Objective - Here are some records; copy every line that holds the word "совмещать".
## begin Provided entries
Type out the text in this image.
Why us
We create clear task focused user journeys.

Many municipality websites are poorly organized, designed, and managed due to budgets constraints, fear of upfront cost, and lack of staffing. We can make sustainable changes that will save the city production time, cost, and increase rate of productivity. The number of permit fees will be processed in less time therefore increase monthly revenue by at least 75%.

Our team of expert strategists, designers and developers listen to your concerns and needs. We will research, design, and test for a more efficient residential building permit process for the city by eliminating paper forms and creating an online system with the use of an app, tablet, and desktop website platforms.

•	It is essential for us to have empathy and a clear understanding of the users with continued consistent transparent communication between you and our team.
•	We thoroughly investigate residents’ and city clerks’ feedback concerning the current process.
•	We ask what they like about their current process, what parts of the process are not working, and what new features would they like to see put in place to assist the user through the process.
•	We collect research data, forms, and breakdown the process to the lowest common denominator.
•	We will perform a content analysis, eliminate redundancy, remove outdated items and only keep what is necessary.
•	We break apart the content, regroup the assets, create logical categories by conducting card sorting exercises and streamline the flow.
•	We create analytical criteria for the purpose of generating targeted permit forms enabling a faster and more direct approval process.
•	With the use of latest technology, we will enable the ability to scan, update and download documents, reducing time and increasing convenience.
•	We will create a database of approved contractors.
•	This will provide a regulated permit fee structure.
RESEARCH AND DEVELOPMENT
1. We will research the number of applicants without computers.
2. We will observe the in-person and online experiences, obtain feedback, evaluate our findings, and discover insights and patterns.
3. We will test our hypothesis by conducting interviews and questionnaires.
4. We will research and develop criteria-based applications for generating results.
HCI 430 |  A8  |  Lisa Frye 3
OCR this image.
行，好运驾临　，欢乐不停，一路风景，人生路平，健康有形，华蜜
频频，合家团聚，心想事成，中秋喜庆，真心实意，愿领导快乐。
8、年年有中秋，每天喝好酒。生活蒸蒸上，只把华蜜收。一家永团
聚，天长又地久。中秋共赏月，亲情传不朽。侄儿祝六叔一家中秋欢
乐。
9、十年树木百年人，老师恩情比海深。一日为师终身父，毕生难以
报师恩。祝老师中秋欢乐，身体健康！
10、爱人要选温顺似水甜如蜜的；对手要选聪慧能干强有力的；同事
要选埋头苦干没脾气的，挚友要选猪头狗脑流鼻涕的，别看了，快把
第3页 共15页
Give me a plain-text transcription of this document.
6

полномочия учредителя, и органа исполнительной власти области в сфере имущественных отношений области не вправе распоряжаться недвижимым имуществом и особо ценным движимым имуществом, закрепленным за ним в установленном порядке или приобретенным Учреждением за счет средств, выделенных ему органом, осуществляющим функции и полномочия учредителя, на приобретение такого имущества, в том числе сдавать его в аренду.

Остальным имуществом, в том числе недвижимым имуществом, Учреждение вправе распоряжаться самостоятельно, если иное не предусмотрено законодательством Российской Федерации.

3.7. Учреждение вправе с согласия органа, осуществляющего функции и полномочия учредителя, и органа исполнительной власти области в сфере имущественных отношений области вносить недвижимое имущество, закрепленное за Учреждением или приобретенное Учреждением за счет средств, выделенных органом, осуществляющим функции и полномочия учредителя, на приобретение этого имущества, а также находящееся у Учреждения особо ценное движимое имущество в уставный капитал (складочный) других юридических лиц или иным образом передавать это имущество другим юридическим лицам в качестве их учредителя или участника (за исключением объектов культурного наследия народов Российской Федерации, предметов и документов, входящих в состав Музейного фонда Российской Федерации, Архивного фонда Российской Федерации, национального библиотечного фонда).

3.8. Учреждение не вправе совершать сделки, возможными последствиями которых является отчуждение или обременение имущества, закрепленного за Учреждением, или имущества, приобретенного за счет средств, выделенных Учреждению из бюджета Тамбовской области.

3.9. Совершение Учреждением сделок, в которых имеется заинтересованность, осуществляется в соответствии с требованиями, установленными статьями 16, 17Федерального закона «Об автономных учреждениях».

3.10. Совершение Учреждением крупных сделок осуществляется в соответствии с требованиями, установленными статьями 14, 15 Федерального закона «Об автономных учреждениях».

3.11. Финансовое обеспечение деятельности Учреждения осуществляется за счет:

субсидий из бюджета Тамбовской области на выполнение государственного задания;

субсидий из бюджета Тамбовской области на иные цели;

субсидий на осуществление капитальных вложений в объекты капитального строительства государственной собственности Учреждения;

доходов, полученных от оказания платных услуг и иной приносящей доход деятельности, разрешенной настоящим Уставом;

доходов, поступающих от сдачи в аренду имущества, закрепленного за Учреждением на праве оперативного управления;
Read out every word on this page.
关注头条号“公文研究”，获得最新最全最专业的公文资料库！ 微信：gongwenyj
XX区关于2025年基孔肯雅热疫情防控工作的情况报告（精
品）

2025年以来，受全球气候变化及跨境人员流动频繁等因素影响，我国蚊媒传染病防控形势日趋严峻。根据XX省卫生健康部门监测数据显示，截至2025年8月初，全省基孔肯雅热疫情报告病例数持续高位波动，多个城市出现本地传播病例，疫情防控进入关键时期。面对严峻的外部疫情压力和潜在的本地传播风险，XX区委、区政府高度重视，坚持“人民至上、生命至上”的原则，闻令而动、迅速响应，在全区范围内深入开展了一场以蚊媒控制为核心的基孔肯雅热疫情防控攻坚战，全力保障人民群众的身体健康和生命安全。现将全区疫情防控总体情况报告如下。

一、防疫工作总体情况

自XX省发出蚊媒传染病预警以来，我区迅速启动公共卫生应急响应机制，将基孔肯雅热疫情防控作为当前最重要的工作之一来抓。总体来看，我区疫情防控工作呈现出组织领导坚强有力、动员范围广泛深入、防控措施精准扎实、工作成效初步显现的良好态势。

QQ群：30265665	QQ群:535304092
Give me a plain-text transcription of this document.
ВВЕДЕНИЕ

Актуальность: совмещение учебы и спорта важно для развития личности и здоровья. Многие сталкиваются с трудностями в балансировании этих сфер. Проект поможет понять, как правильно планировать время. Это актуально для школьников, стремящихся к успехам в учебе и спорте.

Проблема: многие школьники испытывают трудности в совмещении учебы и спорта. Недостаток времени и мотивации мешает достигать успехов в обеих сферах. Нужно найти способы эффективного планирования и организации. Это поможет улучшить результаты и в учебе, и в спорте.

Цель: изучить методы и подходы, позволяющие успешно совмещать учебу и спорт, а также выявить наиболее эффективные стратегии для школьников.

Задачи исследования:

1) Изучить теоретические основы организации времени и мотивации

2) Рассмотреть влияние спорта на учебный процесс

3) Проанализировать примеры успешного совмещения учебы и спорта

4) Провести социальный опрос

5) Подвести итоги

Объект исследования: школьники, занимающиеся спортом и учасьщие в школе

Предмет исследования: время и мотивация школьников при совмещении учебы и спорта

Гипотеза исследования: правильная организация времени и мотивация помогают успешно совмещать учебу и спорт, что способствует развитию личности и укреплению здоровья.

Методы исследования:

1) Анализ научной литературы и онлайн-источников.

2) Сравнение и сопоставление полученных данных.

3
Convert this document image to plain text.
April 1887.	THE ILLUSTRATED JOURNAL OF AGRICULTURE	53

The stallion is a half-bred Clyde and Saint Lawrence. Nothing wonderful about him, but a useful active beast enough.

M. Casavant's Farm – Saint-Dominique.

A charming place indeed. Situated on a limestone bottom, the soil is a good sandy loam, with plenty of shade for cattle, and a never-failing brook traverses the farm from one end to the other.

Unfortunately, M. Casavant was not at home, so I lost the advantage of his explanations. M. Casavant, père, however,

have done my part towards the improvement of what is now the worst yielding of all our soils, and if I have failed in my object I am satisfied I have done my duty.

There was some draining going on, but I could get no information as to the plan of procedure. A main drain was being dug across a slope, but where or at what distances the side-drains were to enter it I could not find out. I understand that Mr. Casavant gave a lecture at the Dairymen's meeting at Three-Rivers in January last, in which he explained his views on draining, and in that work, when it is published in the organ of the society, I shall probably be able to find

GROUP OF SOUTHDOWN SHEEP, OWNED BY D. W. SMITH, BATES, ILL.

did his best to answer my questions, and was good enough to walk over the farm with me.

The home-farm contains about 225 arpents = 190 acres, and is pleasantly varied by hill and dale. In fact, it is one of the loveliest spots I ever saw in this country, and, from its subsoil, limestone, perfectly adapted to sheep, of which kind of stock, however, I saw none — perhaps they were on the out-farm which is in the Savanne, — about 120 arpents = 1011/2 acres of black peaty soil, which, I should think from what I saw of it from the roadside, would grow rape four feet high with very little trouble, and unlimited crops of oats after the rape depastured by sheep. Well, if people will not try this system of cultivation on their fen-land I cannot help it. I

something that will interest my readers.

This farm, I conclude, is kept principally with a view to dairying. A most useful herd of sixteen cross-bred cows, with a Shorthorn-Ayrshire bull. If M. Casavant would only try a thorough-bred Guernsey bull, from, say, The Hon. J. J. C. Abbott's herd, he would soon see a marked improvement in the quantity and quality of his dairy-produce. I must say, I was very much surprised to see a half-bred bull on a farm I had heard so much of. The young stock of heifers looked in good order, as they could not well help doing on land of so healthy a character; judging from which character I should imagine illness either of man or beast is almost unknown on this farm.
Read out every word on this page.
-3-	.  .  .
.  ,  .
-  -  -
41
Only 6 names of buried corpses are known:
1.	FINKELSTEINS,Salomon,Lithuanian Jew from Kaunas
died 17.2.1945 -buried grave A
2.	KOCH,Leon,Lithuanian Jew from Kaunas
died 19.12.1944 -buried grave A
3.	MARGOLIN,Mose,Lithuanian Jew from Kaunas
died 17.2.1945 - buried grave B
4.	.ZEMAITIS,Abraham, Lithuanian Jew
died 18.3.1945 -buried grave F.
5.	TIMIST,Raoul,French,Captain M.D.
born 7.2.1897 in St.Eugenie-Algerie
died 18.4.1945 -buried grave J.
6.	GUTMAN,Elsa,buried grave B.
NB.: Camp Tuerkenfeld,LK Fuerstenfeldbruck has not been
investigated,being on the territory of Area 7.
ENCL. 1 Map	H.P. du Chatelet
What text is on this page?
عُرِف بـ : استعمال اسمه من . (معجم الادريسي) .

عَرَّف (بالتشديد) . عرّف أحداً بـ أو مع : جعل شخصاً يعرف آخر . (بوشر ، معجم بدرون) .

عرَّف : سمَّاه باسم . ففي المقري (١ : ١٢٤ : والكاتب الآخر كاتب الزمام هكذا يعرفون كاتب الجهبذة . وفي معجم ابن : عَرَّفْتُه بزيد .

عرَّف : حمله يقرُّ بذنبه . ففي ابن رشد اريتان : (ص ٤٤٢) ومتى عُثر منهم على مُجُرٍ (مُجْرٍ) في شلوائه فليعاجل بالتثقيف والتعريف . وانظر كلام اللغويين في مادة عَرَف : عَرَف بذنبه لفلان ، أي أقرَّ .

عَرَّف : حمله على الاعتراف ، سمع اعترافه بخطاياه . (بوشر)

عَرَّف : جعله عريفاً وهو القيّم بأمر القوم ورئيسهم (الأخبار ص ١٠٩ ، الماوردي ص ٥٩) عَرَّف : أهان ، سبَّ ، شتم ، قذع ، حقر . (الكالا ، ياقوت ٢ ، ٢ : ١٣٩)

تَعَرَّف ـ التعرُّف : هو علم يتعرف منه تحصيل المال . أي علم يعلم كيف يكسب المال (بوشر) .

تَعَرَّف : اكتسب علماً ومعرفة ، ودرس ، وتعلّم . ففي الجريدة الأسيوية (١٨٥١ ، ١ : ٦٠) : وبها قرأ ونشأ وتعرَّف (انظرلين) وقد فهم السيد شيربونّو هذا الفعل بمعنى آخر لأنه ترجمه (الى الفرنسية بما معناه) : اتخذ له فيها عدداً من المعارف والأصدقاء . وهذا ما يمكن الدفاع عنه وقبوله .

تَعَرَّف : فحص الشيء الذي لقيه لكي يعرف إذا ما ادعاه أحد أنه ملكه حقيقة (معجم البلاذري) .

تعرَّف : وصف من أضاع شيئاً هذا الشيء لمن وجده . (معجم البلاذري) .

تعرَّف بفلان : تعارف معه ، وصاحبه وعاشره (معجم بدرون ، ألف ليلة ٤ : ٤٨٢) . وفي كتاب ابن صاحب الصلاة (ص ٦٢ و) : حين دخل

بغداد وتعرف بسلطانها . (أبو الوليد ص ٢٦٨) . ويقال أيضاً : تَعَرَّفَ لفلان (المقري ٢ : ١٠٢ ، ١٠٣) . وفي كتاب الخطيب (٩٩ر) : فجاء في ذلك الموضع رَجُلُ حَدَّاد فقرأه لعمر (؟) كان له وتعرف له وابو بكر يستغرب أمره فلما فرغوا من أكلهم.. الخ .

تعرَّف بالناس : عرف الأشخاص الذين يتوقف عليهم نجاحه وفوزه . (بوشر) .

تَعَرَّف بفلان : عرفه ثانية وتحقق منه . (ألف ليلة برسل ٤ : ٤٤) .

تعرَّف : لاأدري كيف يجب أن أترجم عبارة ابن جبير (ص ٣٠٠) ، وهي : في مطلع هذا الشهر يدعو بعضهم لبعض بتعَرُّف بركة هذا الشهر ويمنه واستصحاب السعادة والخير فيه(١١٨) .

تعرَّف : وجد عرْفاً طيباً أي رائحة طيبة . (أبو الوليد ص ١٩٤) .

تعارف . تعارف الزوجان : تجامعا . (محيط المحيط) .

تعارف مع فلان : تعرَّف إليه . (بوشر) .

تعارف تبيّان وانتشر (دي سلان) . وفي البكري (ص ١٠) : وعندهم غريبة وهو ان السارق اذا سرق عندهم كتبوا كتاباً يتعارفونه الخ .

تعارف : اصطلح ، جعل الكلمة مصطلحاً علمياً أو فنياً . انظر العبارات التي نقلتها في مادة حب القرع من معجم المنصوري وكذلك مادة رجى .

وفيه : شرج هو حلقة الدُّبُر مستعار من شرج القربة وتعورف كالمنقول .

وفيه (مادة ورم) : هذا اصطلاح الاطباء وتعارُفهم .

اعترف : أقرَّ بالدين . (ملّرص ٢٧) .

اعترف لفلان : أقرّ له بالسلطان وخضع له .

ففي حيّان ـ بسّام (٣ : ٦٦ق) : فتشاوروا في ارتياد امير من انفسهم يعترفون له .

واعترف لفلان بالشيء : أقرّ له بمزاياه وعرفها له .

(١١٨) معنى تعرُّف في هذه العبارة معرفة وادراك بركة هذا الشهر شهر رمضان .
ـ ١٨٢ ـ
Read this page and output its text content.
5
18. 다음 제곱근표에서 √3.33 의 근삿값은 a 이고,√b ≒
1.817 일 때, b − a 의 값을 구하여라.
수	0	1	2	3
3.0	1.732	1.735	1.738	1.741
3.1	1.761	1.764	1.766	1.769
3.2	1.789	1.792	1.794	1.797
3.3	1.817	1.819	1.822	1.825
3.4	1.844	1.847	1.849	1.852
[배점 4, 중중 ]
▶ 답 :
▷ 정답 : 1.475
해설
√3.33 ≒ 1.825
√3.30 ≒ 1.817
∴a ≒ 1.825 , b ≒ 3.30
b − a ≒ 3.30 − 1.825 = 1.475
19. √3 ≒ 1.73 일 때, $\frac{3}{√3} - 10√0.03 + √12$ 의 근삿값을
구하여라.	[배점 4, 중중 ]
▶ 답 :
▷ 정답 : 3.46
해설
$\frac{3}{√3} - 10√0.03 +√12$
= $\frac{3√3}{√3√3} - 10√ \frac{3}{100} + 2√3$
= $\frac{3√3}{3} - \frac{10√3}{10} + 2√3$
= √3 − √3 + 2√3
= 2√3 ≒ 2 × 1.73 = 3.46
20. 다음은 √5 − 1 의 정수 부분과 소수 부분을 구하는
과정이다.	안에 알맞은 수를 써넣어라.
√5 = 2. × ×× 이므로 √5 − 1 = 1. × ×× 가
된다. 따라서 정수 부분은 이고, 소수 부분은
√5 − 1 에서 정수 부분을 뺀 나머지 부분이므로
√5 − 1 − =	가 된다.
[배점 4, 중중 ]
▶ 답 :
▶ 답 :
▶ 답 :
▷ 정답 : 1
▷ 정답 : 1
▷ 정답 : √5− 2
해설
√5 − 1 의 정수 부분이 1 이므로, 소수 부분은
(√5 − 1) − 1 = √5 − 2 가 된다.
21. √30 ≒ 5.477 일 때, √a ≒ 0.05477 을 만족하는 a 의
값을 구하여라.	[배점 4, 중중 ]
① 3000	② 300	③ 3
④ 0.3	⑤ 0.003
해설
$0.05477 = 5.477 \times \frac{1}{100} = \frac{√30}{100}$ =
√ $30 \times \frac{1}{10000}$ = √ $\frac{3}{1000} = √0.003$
## end Provided entries
Result for this exercise -
Цель: изучить методы и подходы, позволяющие успешно совмещать учебу и спорт, а также выявить наиболее эффективные стратегии для школьников.
Гипотеза исследования: правильная организация времени и мотивация помогают успешно совмещать учебу и спорт, что способствует развитию личности и укреплению здоровья.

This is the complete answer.